Records from a collection of figures:
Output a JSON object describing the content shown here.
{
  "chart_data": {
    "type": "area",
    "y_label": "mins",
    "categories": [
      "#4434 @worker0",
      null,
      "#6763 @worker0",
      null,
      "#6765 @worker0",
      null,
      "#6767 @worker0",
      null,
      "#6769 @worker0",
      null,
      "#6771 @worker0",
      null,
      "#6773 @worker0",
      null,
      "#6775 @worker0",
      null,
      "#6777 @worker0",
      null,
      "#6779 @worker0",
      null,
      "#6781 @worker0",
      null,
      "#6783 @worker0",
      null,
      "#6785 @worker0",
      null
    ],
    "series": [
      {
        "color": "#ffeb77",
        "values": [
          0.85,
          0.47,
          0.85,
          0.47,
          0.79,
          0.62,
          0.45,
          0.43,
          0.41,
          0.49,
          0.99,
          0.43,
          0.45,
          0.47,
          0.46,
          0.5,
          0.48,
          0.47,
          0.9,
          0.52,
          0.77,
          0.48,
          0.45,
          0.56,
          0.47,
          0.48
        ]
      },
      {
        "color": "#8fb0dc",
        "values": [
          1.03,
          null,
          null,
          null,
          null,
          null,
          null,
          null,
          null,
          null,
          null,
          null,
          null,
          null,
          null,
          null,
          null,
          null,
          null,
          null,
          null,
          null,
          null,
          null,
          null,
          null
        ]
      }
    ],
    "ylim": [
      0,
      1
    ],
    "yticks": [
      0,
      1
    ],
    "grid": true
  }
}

## What is asked
What is needed here is an exact reproduction of all the entries.

## Task result
Output a JSON object describing the content shown here.
{
  "chart_data": {
    "type": "area",
    "y_label": "mins",
    "categories": [
      "#4434 @worker0",
      null,
      "#6763 @worker0",
      null,
      "#6765 @worker0",
      null,
      "#6767 @worker0",
      null,
      "#6769 @worker0",
      null,
      "#6771 @worker0",
      null,
      "#6773 @worker0",
      null,
      "#6775 @worker0",
      null,
      "#6777 @worker0",
      null,
      "#6779 @worker0",
      null,
      "#6781 @worker0",
      null,
      "#6783 @worker0",
      null,
      "#6785 @worker0",
      null
    ],
    "series": [
      {
        "color": "#ffeb77",
        "values": [
          0.85,
          0.47,
          0.85,
          0.47,
          0.79,
          0.62,
          0.45,
          0.43,
          0.41,
          0.49,
          0.99,
          0.43,
          0.45,
          0.47,
          0.46,
          0.5,
          0.48,
          0.47,
          0.9,
          0.52,
          0.77,
          0.48,
          0.45,
          0.56,
          0.47,
          0.48
        ]
      },
      {
        "color": "#8fb0dc",
        "values": [
          1.03,
          null,
          null,
          null,
          null,
          null,
          null,
          null,
          null,
          null,
          null,
          null,
          null,
          null,
          null,
          null,
          null,
          null,
          null,
          null,
          null,
          null,
          null,
          null,
          null,
          null
        ]
      }
    ],
    "ylim": [
      0,
      1
    ],
    "yticks": [
      0,
      1
    ],
    "grid": true
  }
}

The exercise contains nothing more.